Problem to solve
Return all the data, word for word.

Collected data:
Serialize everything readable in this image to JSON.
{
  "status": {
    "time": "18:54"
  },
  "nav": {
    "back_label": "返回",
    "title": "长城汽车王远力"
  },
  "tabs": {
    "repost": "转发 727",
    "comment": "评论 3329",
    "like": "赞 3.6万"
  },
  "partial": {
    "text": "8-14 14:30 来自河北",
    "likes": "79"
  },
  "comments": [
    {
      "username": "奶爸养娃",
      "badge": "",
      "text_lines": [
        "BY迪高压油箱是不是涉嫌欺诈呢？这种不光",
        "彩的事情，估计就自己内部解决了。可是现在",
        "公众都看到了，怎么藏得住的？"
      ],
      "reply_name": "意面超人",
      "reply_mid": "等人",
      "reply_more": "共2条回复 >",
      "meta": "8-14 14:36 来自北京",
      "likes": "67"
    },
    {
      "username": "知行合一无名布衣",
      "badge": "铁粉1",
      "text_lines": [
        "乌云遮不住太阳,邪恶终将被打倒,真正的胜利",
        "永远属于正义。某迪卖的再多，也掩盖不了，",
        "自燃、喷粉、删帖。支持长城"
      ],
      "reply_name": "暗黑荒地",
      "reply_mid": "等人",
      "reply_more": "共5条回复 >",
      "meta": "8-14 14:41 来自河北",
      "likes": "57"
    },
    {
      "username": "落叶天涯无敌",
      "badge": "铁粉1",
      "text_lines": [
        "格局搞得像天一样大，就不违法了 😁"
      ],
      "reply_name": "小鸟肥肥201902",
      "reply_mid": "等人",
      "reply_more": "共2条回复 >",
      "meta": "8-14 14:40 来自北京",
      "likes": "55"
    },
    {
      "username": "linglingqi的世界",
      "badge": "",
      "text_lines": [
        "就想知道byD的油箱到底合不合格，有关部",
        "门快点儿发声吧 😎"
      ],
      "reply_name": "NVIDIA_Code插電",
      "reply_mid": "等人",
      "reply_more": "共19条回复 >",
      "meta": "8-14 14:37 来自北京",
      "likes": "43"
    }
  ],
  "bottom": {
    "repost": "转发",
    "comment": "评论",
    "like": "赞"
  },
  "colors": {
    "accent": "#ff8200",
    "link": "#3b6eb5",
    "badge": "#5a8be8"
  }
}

Complete output
Serialize everything readable in this image to JSON.
{
  "status": {
    "time": "18:54"
  },
  "nav": {
    "back_label": "返回",
    "title": "长城汽车王远力"
  },
  "tabs": {
    "repost": "转发 727",
    "comment": "评论 3329",
    "like": "赞 3.6万"
  },
  "partial": {
    "text": "8-14 14:30 来自河北",
    "likes": "79"
  },
  "comments": [
    {
      "username": "奶爸养娃",
      "badge": "",
      "text_lines": [
        "BY迪高压油箱是不是涉嫌欺诈呢？这种不光",
        "彩的事情，估计就自己内部解决了。可是现在",
        "公众都看到了，怎么藏得住的？"
      ],
      "reply_name": "意面超人",
      "reply_mid": "等人",
      "reply_more": "共2条回复 >",
      "meta": "8-14 14:36 来自北京",
      "likes": "67"
    },
    {
      "username": "知行合一无名布衣",
      "badge": "铁粉1",
      "text_lines": [
        "乌云遮不住太阳,邪恶终将被打倒,真正的胜利",
        "永远属于正义。某迪卖的再多，也掩盖不了，",
        "自燃、喷粉、删帖。支持长城"
      ],
      "reply_name": "暗黑荒地",
      "reply_mid": "等人",
      "reply_more": "共5条回复 >",
      "meta": "8-14 14:41 来自河北",
      "likes": "57"
    },
    {
      "username": "落叶天涯无敌",
      "badge": "铁粉1",
      "text_lines": [
        "格局搞得像天一样大，就不违法了 😁"
      ],
      "reply_name": "小鸟肥肥201902",
      "reply_mid": "等人",
      "reply_more": "共2条回复 >",
      "meta": "8-14 14:40 来自北京",
      "likes": "55"
    },
    {
      "username": "linglingqi的世界",
      "badge": "",
      "text_lines": [
        "就想知道byD的油箱到底合不合格，有关部",
        "门快点儿发声吧 😎"
      ],
      "reply_name": "NVIDIA_Code插電",
      "reply_mid": "等人",
      "reply_more": "共19条回复 >",
      "meta": "8-14 14:37 来自北京",
      "likes": "43"
    }
  ],
  "bottom": {
    "repost": "转发",
    "comment": "评论",
    "like": "赞"
  },
  "colors": {
    "accent": "#ff8200",
    "link": "#3b6eb5",
    "badge": "#5a8be8"
  }
}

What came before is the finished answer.